正文段落
這首詩寫作手法怪異,但在思想層面上卻能瞬間吸引到讀者,什麼才是真正的孤獨?作者很巧妙的用了加西亞·馬爾克斯的代表作《百年孤獨》作為標題,鋪墊了雙重含義,平淡的句子裡面,有詩人真正的嘆息。

林鹽是一個有直接才華的詩人,這種直接在不少作品中都能得到體現。

在《地震》里,她這樣寫道:

鏡頭冷漠的暗下/時間/空間/人為的誇張拼貼/恍惚/有一些哭聲/怪異而破舊/像酗酒的沉淪的藍色/夢裡/一個陌生人/把病痛揉進我的身體里/我慌亂的想到一個詞/重塑。

在《自畫像》里,她又這樣寫道:

多年前,一個有著火山灰般肌理的夢/我從中醒來,卻再也不能跟自己相認/猜測/應該是與自己為敵了/像梵高割掉自己的一隻耳。

明白暢曉,卻又那樣新奇。作為一個詩人,林鹽總能讓你驚嘆她對詩歌在情緒和意念上表達的恰到好處。

新思考與意象編碼

個性特徵的自創性意象,往往表現出思維的極大超常性,也是詩人的詩學自覺和詩學寬度的體現。

比如這首《野餐》

智能的咀嚼模式/源源不斷地將胃的監視器送達/果實摘下/是與果樹的慣性離婚/一千零一夜/牧人臉色逐漸鐵青/聖朱尼佩羅是一座城市?/這形容詞不好,城池?/我頭頂發麻,又給自己塞了一嘴的食物。

又比如《烏托邦》

仰仗著形而上學/修正謬誤/東歐青年的破洞褲子/是新感性的實踐/嚴謹的構思正義/一個新罪名出現,而後就被爆炸性使用/原因……/被使用才會不朽/人們任意切換自己的嘴臉/早已戒掉了審美/只是照鏡子時/心有戚戚。

這一類詩作的思維運動和意象構成比一般詩作來講,更具複雜性和隱曲性的原因在於,關於詩歌,傳統的意象更容易讓讀者追蹤作者的思維運動過程,但這些固有的記憶也很難再表達出一些新的內涵。而當創作者試圖把一些思維新的創造凝練成的詩句和意象時,如果讀者不具備這些思維特徵,就很難破譯詩歌的獨特編碼。

林鹽也有關注到這個問題。

在一篇文章中,林鹽寫道:「有時候,我會不自覺地陷入到自己的文化場,我會覺得這一刻只有一個特定的東西才能承載我的思緒,別的都不行。但是考慮到思維接軌的問題,我又會覺得我應該靜下心來,研究一些共性的、帶有規律的東西」

作為在制約中求自由,這多少也是有點抵叛意味的,但我覺得這句話也包含了最真實的「作者的人格」,也是林鹽作為詩人一種很難得可貴的成熟的精神氣質。我想在普遍的詩歌抒情的年代,也正是這種思考讓林鹽的詩歌保持了獨立性。

挑戰 1
把這篇詩評中的下面這句話譯成英文:「林鹽是一個有直接才華的詩人,這種直接在不少作品中都能得到體現。」

來源資料
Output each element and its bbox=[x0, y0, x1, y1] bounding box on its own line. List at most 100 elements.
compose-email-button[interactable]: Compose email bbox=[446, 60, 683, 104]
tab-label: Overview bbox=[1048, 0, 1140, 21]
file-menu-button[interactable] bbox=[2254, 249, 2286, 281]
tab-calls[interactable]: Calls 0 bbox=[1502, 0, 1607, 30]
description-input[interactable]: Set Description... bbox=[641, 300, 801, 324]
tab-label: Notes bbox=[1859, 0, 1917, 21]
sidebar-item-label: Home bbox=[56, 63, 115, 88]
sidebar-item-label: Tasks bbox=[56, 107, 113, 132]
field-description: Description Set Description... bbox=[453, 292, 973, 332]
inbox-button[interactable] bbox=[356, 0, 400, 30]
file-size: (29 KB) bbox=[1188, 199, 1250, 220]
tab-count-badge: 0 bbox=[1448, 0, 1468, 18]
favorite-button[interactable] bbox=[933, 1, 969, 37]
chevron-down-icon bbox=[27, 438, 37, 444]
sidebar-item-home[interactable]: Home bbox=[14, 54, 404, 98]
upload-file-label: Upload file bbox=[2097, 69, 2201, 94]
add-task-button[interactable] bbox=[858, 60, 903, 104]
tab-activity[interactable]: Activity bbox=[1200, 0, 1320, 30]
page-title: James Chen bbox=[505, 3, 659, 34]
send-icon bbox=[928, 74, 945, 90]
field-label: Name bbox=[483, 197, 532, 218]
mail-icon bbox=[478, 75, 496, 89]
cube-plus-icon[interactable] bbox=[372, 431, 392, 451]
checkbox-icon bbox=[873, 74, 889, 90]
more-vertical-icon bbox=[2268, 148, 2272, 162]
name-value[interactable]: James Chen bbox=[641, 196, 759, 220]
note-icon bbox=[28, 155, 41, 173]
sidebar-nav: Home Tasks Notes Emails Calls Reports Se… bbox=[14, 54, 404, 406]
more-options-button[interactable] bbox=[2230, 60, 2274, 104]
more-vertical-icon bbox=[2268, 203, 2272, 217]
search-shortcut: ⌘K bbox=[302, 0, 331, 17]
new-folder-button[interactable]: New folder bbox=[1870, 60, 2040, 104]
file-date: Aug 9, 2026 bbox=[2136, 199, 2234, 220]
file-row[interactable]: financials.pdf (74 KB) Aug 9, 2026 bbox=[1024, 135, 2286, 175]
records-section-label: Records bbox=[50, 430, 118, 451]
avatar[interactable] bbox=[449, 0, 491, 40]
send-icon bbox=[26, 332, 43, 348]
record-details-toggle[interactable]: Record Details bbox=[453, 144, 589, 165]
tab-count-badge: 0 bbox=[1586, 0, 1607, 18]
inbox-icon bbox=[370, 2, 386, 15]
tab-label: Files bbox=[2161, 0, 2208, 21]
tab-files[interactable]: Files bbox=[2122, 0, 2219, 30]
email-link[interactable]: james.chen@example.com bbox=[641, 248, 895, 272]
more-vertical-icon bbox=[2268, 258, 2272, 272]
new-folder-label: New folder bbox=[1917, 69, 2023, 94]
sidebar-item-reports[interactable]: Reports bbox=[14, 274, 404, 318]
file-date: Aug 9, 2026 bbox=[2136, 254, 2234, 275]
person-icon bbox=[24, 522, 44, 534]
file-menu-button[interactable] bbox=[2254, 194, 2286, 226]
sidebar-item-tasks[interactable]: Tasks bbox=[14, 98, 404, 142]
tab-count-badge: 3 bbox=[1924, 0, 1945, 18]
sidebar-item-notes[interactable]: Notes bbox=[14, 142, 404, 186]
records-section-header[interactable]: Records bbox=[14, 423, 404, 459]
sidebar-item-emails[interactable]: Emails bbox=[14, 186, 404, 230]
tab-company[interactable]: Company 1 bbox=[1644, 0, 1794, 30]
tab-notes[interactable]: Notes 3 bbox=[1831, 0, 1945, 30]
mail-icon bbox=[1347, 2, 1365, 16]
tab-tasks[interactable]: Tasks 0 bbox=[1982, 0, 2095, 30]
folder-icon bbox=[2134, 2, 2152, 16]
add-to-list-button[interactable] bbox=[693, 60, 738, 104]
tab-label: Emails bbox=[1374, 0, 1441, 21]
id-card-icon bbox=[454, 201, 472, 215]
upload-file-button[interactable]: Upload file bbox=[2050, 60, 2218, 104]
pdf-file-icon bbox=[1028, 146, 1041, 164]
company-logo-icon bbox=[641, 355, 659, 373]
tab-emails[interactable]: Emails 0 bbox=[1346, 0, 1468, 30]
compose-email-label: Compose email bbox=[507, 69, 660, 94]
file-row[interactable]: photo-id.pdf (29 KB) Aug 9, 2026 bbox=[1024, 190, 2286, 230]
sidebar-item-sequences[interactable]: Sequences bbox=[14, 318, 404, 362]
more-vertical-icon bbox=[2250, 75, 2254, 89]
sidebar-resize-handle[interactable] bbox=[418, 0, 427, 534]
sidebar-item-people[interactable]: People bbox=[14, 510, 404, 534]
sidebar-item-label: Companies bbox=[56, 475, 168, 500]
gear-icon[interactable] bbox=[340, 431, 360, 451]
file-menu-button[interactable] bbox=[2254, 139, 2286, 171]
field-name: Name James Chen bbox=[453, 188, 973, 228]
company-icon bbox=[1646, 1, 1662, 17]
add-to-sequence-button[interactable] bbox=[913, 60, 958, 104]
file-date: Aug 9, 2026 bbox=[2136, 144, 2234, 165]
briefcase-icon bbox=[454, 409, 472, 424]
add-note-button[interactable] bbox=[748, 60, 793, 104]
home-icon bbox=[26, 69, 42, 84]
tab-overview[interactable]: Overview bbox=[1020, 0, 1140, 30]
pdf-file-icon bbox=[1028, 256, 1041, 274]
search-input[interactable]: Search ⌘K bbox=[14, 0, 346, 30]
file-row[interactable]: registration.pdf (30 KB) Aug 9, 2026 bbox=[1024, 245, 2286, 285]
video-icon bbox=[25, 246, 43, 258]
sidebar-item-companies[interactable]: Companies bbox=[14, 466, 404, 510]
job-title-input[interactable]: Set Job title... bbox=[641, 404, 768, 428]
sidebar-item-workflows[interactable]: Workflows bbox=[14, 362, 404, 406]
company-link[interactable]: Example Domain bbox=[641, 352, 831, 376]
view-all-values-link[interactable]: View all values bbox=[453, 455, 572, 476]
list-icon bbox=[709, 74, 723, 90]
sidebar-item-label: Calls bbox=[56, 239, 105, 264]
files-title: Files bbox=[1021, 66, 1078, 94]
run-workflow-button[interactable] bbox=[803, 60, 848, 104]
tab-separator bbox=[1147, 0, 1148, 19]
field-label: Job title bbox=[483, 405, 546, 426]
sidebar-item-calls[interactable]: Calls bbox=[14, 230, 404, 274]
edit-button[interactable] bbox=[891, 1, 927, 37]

挑戰 2
從記錄的第一行起,到含有「field-description: Description Set」的那一行為止,兩端都算在內,把這些行一字不改地摘錄出來。

練習答案 1
Lin Yan is a poet of direct talent, and this directness can be seen in many of her works.

練習答案 2
Output each element and its bbox=[x0, y0, x1, y1] bounding box on its own line. List at most 100 elements.
compose-email-button[interactable]: Compose email bbox=[446, 60, 683, 104]
tab-label: Overview bbox=[1048, 0, 1140, 21]
file-menu-button[interactable] bbox=[2254, 249, 2286, 281]
tab-calls[interactable]: Calls 0 bbox=[1502, 0, 1607, 30]
description-input[interactable]: Set Description... bbox=[641, 300, 801, 324]
tab-label: Notes bbox=[1859, 0, 1917, 21]
sidebar-item-label: Home bbox=[56, 63, 115, 88]
sidebar-item-label: Tasks bbox=[56, 107, 113, 132]
field-description: Description Set Description... bbox=[453, 292, 973, 332]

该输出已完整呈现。